(Stored items from a collection)
──────

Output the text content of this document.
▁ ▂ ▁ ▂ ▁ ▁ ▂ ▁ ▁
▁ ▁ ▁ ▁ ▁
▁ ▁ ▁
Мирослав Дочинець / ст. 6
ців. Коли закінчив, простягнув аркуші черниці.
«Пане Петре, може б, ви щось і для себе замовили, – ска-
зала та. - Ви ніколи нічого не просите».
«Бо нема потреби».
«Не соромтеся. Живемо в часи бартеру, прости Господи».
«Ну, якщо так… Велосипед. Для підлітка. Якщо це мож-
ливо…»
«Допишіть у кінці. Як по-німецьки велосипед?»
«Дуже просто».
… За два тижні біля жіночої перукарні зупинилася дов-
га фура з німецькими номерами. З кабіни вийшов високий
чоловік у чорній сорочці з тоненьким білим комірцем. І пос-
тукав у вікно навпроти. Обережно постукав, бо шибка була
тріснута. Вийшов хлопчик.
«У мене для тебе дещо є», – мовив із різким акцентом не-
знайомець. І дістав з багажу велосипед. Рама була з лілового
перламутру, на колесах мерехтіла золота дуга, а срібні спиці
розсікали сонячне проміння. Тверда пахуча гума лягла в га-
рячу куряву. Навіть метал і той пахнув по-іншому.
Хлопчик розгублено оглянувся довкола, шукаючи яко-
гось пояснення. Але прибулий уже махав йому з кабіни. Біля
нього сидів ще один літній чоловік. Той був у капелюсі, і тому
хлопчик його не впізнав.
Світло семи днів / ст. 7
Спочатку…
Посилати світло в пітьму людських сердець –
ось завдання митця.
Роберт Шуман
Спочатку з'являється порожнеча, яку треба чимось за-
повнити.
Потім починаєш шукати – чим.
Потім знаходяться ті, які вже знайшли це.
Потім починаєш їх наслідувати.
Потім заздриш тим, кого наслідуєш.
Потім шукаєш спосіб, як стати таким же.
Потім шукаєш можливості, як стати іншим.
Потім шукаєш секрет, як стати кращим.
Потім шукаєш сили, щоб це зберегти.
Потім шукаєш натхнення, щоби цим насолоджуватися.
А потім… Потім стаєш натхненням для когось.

──────

Brief |
A number is the only answer here: how many lines of the material above contain "кабіни"?

Exercise output |
2